• **Description of the task**
Pick out every line in the items below that contains the word "tick", and copy each of those lines in full.

• **Records supplied**

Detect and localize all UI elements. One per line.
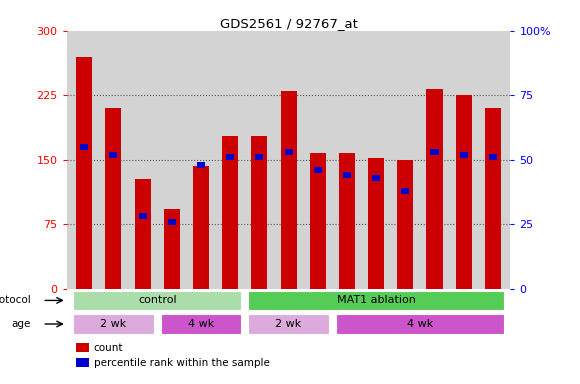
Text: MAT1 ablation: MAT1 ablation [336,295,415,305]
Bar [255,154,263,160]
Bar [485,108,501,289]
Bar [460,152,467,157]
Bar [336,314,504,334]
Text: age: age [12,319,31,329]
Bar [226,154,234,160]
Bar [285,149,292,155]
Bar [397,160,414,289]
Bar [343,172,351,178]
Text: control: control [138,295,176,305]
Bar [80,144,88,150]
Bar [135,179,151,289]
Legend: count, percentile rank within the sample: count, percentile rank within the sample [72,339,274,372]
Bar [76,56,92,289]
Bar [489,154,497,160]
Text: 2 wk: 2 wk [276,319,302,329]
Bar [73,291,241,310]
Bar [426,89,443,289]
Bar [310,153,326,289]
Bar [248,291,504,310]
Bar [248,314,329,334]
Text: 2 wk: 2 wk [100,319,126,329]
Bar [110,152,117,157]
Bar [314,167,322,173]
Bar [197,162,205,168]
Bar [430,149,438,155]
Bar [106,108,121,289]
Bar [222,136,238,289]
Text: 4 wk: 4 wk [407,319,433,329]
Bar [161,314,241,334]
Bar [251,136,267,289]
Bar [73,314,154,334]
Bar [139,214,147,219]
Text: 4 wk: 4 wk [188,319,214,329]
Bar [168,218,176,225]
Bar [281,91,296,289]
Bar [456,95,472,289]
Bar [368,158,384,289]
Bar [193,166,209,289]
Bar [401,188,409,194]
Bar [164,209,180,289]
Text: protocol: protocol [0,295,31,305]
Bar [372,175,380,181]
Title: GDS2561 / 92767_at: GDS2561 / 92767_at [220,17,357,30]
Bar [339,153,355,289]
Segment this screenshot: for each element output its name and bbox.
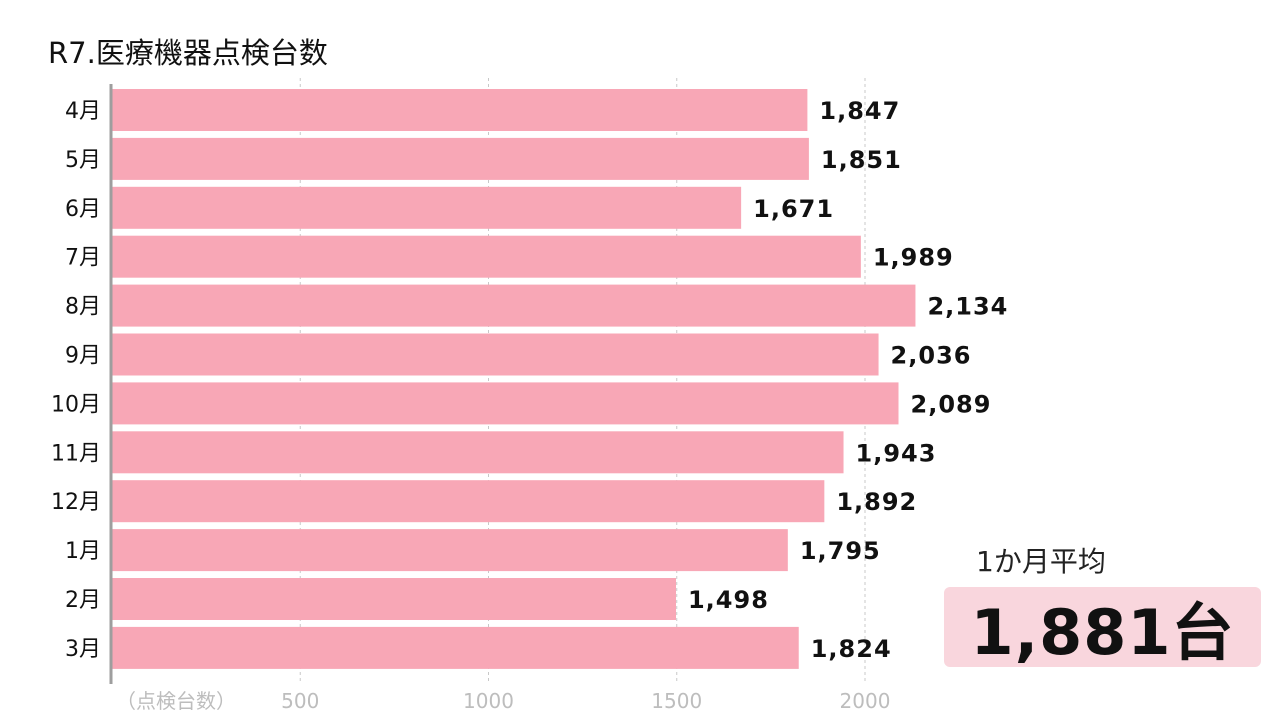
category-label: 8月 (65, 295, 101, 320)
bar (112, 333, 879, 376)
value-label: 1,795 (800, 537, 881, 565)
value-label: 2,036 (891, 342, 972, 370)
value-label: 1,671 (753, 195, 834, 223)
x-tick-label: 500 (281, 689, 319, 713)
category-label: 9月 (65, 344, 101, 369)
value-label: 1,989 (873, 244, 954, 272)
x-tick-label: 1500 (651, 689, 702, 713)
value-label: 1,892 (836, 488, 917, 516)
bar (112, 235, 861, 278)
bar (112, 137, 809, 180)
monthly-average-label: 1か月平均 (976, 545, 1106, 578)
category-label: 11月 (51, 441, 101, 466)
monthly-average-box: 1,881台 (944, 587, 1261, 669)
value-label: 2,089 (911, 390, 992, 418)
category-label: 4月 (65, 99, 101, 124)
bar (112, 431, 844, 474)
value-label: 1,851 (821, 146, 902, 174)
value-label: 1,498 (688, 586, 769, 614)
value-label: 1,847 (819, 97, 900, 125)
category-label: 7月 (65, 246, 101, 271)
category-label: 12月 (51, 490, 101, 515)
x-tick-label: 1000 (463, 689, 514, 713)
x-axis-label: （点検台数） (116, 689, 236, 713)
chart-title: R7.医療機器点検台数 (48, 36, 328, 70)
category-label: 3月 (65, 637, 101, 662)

• **Final answer**
x-tick-label: 500 (281, 689, 319, 713)
x-tick-label: 1500 (651, 689, 702, 713)
x-tick-label: 1000 (463, 689, 514, 713)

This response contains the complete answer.